### GIVEN TASK
Take every line where the string "NIPPO" appears and copy it.

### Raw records
===============

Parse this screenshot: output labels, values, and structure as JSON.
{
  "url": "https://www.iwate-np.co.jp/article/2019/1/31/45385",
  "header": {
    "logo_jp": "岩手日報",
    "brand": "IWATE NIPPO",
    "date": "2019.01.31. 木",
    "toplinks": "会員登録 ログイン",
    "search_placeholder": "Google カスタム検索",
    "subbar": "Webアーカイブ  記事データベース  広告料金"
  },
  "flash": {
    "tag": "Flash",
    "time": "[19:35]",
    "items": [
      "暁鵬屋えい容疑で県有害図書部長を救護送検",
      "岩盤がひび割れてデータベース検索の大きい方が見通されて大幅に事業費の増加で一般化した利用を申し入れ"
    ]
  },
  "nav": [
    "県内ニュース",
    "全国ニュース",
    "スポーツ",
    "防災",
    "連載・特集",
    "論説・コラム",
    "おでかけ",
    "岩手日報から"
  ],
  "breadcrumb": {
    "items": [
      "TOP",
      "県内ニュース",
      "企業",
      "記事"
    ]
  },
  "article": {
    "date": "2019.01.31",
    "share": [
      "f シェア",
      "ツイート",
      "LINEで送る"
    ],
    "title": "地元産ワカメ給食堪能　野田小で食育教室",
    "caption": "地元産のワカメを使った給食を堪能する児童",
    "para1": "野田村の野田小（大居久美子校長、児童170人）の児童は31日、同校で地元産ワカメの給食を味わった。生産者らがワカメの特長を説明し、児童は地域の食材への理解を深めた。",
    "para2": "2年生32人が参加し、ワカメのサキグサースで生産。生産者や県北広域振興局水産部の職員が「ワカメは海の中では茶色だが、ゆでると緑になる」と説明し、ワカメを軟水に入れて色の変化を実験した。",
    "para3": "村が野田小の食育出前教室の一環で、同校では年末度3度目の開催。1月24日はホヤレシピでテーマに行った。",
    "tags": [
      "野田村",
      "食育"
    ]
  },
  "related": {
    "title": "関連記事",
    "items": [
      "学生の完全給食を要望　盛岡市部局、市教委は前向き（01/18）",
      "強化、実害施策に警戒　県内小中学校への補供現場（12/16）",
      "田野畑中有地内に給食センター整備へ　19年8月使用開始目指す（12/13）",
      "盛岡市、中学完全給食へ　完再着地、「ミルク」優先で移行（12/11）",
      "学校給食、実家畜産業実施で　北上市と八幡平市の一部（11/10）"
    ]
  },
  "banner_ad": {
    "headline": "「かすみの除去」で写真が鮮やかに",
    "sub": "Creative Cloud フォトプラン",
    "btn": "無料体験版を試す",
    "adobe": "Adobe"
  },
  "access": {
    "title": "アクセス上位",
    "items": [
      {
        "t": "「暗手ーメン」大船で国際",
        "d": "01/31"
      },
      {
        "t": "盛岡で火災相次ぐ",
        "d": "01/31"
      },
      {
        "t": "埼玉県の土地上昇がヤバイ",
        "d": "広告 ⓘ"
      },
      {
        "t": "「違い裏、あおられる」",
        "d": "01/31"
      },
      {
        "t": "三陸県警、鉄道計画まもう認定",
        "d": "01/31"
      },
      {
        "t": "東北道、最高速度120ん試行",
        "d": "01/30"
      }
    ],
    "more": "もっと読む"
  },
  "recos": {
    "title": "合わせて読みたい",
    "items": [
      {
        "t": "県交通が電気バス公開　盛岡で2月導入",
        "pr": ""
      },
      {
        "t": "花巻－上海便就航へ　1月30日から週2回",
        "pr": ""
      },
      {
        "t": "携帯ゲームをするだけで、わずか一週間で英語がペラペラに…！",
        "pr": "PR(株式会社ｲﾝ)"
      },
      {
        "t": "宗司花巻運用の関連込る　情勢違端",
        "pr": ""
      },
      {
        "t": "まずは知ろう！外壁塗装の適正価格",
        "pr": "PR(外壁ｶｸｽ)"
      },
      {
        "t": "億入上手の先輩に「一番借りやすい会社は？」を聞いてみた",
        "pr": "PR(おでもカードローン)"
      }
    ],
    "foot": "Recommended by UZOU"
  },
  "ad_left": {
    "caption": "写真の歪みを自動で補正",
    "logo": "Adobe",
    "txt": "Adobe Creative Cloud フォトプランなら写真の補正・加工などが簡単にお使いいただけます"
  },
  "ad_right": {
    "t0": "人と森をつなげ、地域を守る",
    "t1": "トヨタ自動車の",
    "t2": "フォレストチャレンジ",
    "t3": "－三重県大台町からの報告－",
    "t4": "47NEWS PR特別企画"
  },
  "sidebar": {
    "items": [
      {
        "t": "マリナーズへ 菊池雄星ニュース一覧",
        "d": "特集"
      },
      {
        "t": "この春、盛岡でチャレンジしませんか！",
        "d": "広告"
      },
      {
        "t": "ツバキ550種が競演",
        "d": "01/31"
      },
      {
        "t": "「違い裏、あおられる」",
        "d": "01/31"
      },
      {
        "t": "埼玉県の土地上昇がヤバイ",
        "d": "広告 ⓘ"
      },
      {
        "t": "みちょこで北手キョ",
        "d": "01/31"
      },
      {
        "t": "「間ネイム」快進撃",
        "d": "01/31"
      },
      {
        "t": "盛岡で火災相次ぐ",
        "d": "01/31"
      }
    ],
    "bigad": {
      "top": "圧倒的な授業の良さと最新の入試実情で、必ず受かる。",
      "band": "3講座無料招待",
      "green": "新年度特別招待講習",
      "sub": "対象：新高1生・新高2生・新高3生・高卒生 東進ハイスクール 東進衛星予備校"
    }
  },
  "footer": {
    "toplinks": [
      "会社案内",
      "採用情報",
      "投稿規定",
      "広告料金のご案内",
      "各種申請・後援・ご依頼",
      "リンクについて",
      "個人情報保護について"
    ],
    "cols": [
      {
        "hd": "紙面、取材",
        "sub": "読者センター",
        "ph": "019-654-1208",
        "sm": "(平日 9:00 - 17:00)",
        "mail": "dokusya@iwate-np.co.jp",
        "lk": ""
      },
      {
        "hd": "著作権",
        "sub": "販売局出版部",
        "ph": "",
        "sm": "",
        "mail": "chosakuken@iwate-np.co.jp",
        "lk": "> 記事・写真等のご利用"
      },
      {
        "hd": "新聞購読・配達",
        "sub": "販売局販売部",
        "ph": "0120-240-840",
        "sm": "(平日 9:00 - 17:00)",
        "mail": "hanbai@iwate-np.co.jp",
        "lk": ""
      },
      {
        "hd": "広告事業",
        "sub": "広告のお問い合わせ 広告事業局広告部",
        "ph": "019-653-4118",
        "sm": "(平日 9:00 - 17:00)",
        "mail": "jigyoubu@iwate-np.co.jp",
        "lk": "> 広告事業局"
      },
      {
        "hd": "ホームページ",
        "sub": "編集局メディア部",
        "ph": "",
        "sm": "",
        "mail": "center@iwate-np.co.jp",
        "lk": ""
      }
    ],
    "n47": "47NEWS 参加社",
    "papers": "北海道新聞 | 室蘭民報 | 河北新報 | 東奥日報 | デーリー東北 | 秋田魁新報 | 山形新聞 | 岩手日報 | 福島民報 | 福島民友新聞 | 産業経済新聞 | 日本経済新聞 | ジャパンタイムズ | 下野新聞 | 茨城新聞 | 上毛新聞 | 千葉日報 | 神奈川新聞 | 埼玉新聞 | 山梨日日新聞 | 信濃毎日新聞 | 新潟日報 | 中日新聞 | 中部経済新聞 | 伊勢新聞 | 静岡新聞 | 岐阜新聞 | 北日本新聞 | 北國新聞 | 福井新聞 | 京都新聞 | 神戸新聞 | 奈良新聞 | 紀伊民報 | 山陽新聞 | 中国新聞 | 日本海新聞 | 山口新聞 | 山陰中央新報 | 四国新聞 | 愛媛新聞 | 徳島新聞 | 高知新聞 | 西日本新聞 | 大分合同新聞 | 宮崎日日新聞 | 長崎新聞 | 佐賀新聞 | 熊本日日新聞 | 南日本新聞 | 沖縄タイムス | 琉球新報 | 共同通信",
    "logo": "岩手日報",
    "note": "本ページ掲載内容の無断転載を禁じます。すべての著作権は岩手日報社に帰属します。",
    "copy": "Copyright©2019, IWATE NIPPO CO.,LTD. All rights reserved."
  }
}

===============

### EXPECTED ANSWER
    "brand": "IWATE NIPPO",
    "copy": "Copyright©2019, IWATE NIPPO CO.,LTD. All rights reserved."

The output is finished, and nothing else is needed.